§ WRITTEN TASK: Among the lines below, list those containing the string "data".

──────────

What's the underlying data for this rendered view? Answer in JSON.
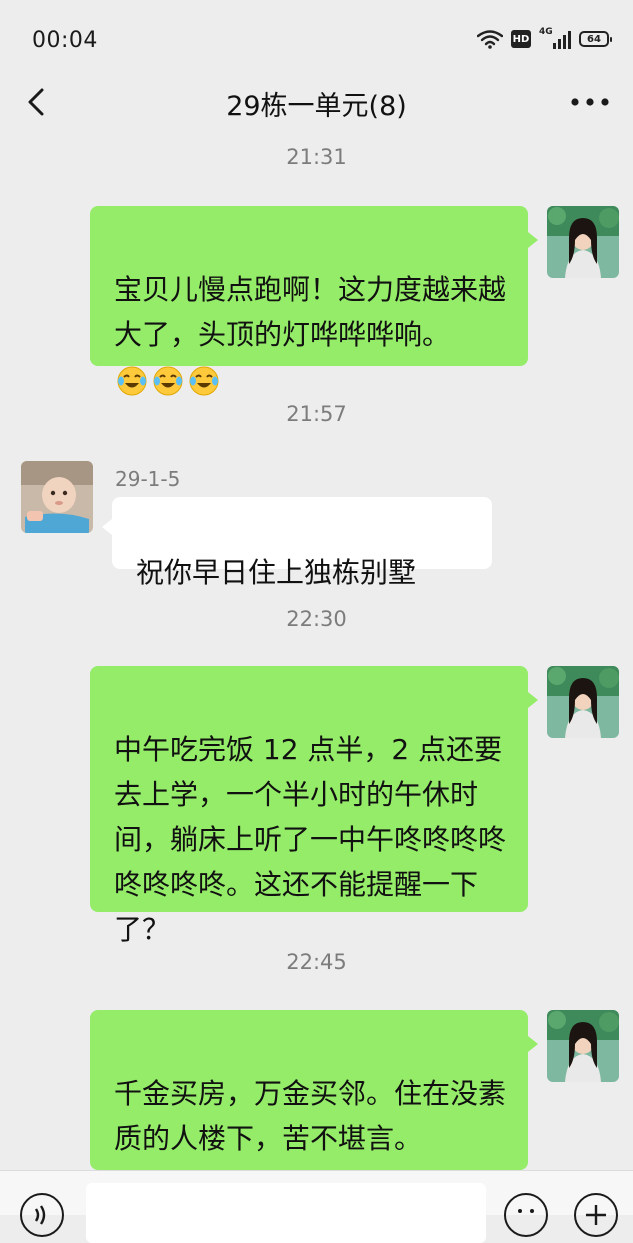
{
  "status_bar": {
    "time": "00:04",
    "hd_label": "HD",
    "network_label": "4G",
    "battery_level": "64",
    "icons": [
      "wifi-icon",
      "hd-icon",
      "signal-icon",
      "battery-icon"
    ]
  },
  "header": {
    "title": "29栋一单元(8)",
    "back_icon": "chevron-left-icon",
    "more_icon": "more-horizontal-icon"
  },
  "messages": [
    {
      "time": "21:31",
      "from": "me",
      "text": "宝贝儿慢点跑啊！这力度越来越大了，头顶的灯哗哗哗响。",
      "emoji_count": 3,
      "emoji": "face-with-tears-of-joy-icon"
    },
    {
      "time": "21:57",
      "from": "other",
      "sender": "29-1-5",
      "text": "祝你早日住上独栋别墅"
    },
    {
      "time": "22:30",
      "from": "me",
      "text": "中午吃完饭 12 点半，2 点还要去上学，一个半小时的午休时间，躺床上听了一中午咚咚咚咚咚咚咚咚。这还不能提醒一下了？"
    },
    {
      "time": "22:45",
      "from": "me",
      "text": "千金买房，万金买邻。住在没素质的人楼下，苦不堪言。"
    }
  ],
  "input_bar": {
    "placeholder": "",
    "left_icon": "voice-icon",
    "right_icons": [
      "emoji-icon",
      "plus-icon"
    ]
  },
  "colors": {
    "background": "#ededed",
    "my_bubble": "#95ec69",
    "other_bubble": "#ffffff",
    "timestamp_text": "#7c7c7c"
  }
}
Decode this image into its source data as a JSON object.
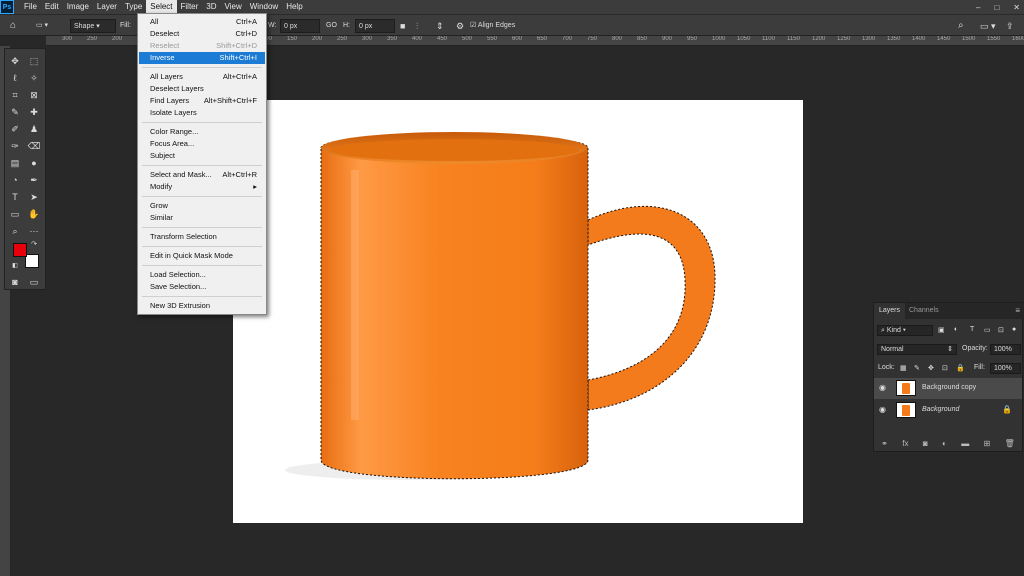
{
  "app": {
    "logo": "Ps"
  },
  "menu": [
    "File",
    "Edit",
    "Image",
    "Layer",
    "Type",
    "Select",
    "Filter",
    "3D",
    "View",
    "Window",
    "Help"
  ],
  "active_menu": "Select",
  "options_bar": {
    "shape_label": "Shape",
    "fill_label": "Fill:",
    "w_label": "W:",
    "w_value": "0 px",
    "go_label": "GO",
    "h_label": "H:",
    "h_value": "0 px",
    "align_edges": "Align Edges"
  },
  "ruler_ticks": [
    "300",
    "250",
    "200",
    "150",
    "100",
    "50",
    "0",
    "50",
    "100",
    "150",
    "200",
    "250",
    "300",
    "350",
    "400",
    "450",
    "500",
    "550",
    "600",
    "650",
    "700",
    "750",
    "800",
    "850",
    "900",
    "950",
    "1000",
    "1050",
    "1100",
    "1150",
    "1200",
    "1250",
    "1300",
    "1350",
    "1400",
    "1450",
    "1500",
    "1550",
    "1600"
  ],
  "select_menu": {
    "items": [
      {
        "label": "All",
        "shortcut": "Ctrl+A",
        "state": "normal"
      },
      {
        "label": "Deselect",
        "shortcut": "Ctrl+D",
        "state": "normal"
      },
      {
        "label": "Reselect",
        "shortcut": "Shift+Ctrl+D",
        "state": "disabled"
      },
      {
        "label": "Inverse",
        "shortcut": "Shift+Ctrl+I",
        "state": "highlighted"
      },
      {
        "label": "All Layers",
        "shortcut": "Alt+Ctrl+A",
        "state": "normal"
      },
      {
        "label": "Deselect Layers",
        "shortcut": "",
        "state": "normal"
      },
      {
        "label": "Find Layers",
        "shortcut": "Alt+Shift+Ctrl+F",
        "state": "normal"
      },
      {
        "label": "Isolate Layers",
        "shortcut": "",
        "state": "normal"
      },
      {
        "label": "Color Range...",
        "shortcut": "",
        "state": "normal"
      },
      {
        "label": "Focus Area...",
        "shortcut": "",
        "state": "normal"
      },
      {
        "label": "Subject",
        "shortcut": "",
        "state": "normal"
      },
      {
        "label": "Select and Mask...",
        "shortcut": "Alt+Ctrl+R",
        "state": "normal"
      },
      {
        "label": "Modify",
        "shortcut": "▸",
        "state": "normal"
      },
      {
        "label": "Grow",
        "shortcut": "",
        "state": "normal"
      },
      {
        "label": "Similar",
        "shortcut": "",
        "state": "normal"
      },
      {
        "label": "Transform Selection",
        "shortcut": "",
        "state": "normal"
      },
      {
        "label": "Edit in Quick Mask Mode",
        "shortcut": "",
        "state": "normal"
      },
      {
        "label": "Load Selection...",
        "shortcut": "",
        "state": "normal"
      },
      {
        "label": "Save Selection...",
        "shortcut": "",
        "state": "normal"
      },
      {
        "label": "New 3D Extrusion",
        "shortcut": "",
        "state": "normal"
      }
    ]
  },
  "layers_panel": {
    "tabs": [
      "Layers",
      "Channels"
    ],
    "kind_label": "Kind",
    "blend_mode": "Normal",
    "opacity_label": "Opacity:",
    "opacity_value": "100%",
    "lock_label": "Lock:",
    "fill_label": "Fill:",
    "fill_value": "100%",
    "layers": [
      {
        "name": "Background copy",
        "selected": true,
        "italic": false,
        "locked": false
      },
      {
        "name": "Background",
        "selected": false,
        "italic": true,
        "locked": true
      }
    ]
  },
  "colors": {
    "foreground": "#e8000b",
    "background": "#ffffff",
    "mug": "#f47b1c",
    "highlight": "#1c7bd4"
  }
}
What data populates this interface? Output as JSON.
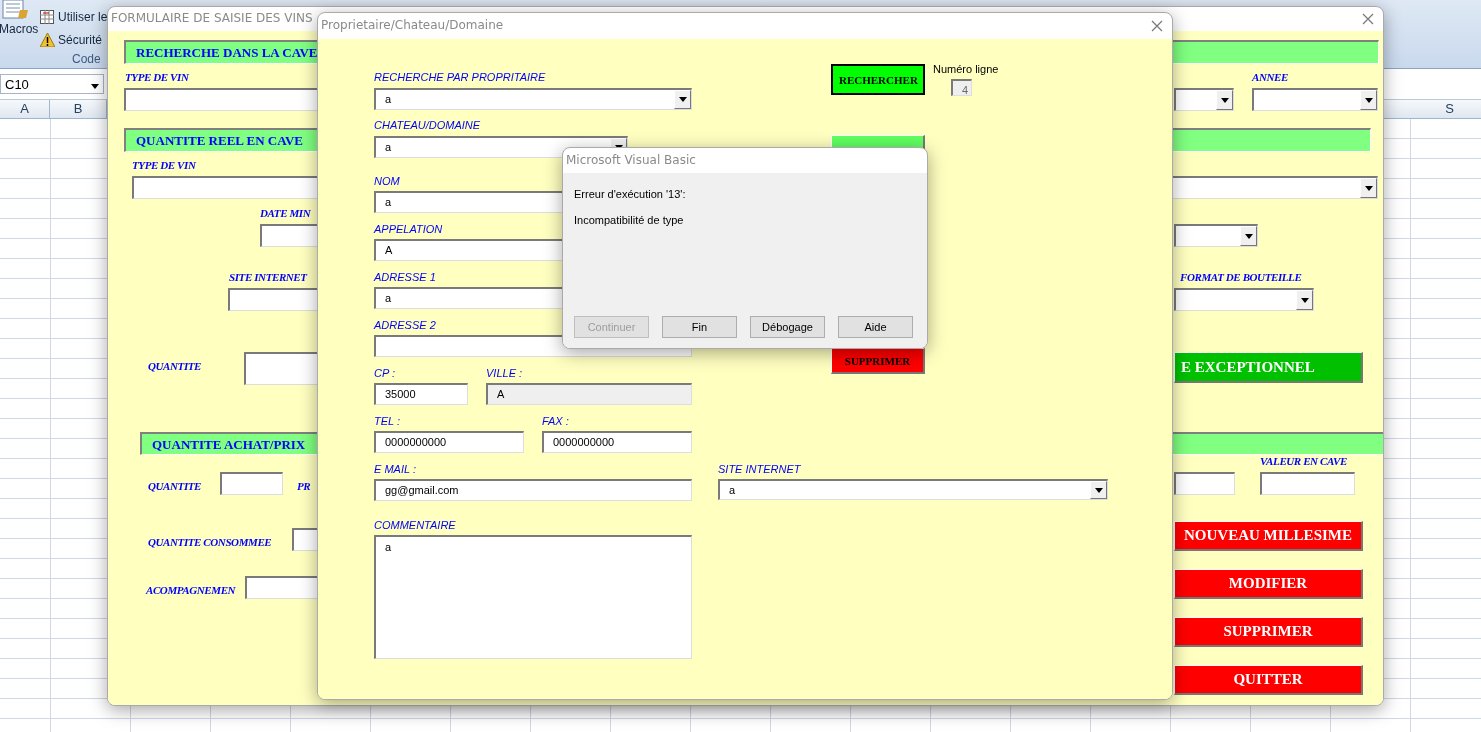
{
  "excel": {
    "ribbon": {
      "macros_label": "Macros",
      "items": [
        "Utiliser le",
        "Sécurité"
      ],
      "group_label": "Code"
    },
    "name_box": "C10",
    "columns": [
      "A",
      "B",
      "S"
    ]
  },
  "main_form": {
    "title": "FORMULAIRE DE SAISIE DES VINS",
    "controls": [
      {
        "kind": "section",
        "text": "RECHERCHE DANS LA CAVE"
      },
      {
        "kind": "label",
        "text": "TYPE DE VIN"
      },
      {
        "kind": "field"
      },
      {
        "kind": "combo"
      },
      {
        "kind": "label",
        "text": "ANNEE"
      },
      {
        "kind": "combo"
      },
      {
        "kind": "section",
        "text": "QUANTITE REEL EN CAVE"
      },
      {
        "kind": "label",
        "text": "TYPE DE VIN"
      },
      {
        "kind": "combo"
      },
      {
        "kind": "label",
        "text": "DATE MIN"
      },
      {
        "kind": "field"
      },
      {
        "kind": "combo"
      },
      {
        "kind": "label",
        "text": "SITE INTERNET"
      },
      {
        "kind": "label",
        "text": "FORMAT DE BOUTEILLE"
      },
      {
        "kind": "field"
      },
      {
        "kind": "combo"
      },
      {
        "kind": "label",
        "text": "QUANTITE"
      },
      {
        "kind": "field"
      },
      {
        "kind": "button",
        "text": "E EXCEPTIONNEL",
        "color": "#00c000"
      },
      {
        "kind": "section",
        "text": "QUANTITE ACHAT/PRIX"
      },
      {
        "kind": "label",
        "text": "QUANTITE"
      },
      {
        "kind": "field"
      },
      {
        "kind": "label",
        "text": "PR"
      },
      {
        "kind": "label",
        "text": "VALEUR EN CAVE"
      },
      {
        "kind": "field"
      },
      {
        "kind": "field"
      },
      {
        "kind": "label",
        "text": "QUANTITE CONSOMMEE"
      },
      {
        "kind": "field"
      },
      {
        "kind": "button",
        "text": "NOUVEAU MILLESIME",
        "color": "#ff0000"
      },
      {
        "kind": "label",
        "text": "ACOMPAGNEMEN"
      },
      {
        "kind": "field"
      },
      {
        "kind": "button",
        "text": "MODIFIER",
        "color": "#ff0000"
      },
      {
        "kind": "button",
        "text": "SUPPRIMER",
        "color": "#ff0000"
      },
      {
        "kind": "button",
        "text": "QUITTER",
        "color": "#ff0000"
      }
    ]
  },
  "owner_form": {
    "title": "Proprietaire/Chateau/Domaine",
    "controls": [
      {
        "kind": "label",
        "text": "RECHERCHE PAR PROPRITAIRE"
      },
      {
        "kind": "combo",
        "value": "a",
        "disabled": false
      },
      {
        "kind": "button",
        "text": "RECHERCHER",
        "color": "#00ff00"
      },
      {
        "kind": "caption",
        "text": "Numéro ligne"
      },
      {
        "kind": "field",
        "value": "4",
        "disabled": true
      },
      {
        "kind": "label",
        "text": "CHATEAU/DOMAINE"
      },
      {
        "kind": "combo",
        "value": "a",
        "disabled": false
      },
      {
        "kind": "button",
        "color": "#60ff60"
      },
      {
        "kind": "label",
        "text": "NOM"
      },
      {
        "kind": "field",
        "value": "a",
        "disabled": false
      },
      {
        "kind": "label",
        "text": "APPELATION"
      },
      {
        "kind": "field",
        "value": "A",
        "disabled": false
      },
      {
        "kind": "label",
        "text": "ADRESSE 1"
      },
      {
        "kind": "field",
        "value": "a",
        "disabled": false
      },
      {
        "kind": "label",
        "text": "ADRESSE 2"
      },
      {
        "kind": "field",
        "disabled": false
      },
      {
        "kind": "button",
        "text": "SUPPRIMER",
        "color": "#ff0000"
      },
      {
        "kind": "label",
        "text": "CP :"
      },
      {
        "kind": "label",
        "text": "VILLE :"
      },
      {
        "kind": "field",
        "value": "35000",
        "disabled": false
      },
      {
        "kind": "field",
        "value": "A",
        "disabled": true
      },
      {
        "kind": "label",
        "text": "TEL :"
      },
      {
        "kind": "label",
        "text": "FAX :"
      },
      {
        "kind": "field",
        "value": "0000000000",
        "disabled": false
      },
      {
        "kind": "field",
        "value": "0000000000",
        "disabled": false
      },
      {
        "kind": "label",
        "text": "E MAIL :"
      },
      {
        "kind": "label",
        "text": "SITE INTERNET"
      },
      {
        "kind": "field",
        "value": "gg@gmail.com",
        "disabled": false
      },
      {
        "kind": "combo",
        "value": "a",
        "disabled": false
      },
      {
        "kind": "label",
        "text": "COMMENTAIRE"
      },
      {
        "kind": "textarea",
        "value": "a",
        "disabled": false
      }
    ]
  },
  "msgbox": {
    "title": "Microsoft Visual Basic",
    "lines": [
      "Erreur d'exécution '13':",
      "Incompatibilité de type"
    ],
    "buttons": [
      {
        "label": "Continuer",
        "disabled": true
      },
      {
        "label": "Fin",
        "disabled": false
      },
      {
        "label": "Débogage",
        "disabled": false
      },
      {
        "label": "Aide",
        "disabled": false
      }
    ]
  }
}
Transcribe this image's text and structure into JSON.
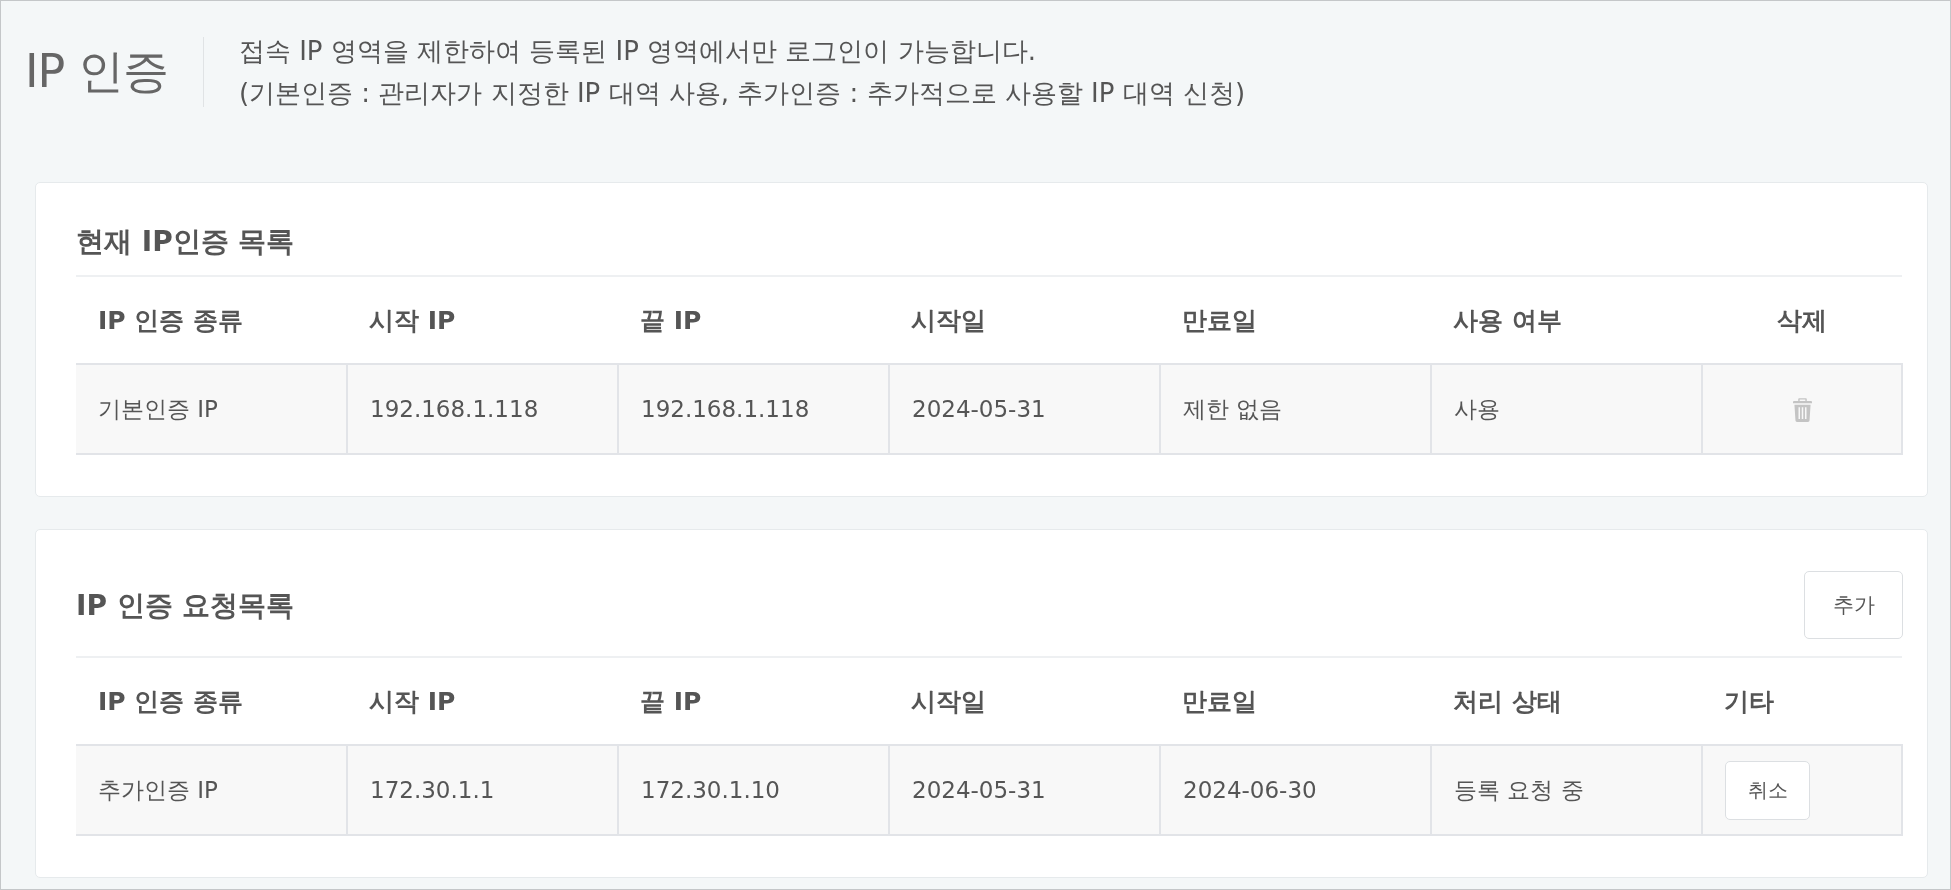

──────────

§ REPLY TO THE EXERCISE:
What's the underlying data for this rendered view? Answer in JSON.
Decode this image into its source data as a JSON object.
What data populates this interface? Output as JSON.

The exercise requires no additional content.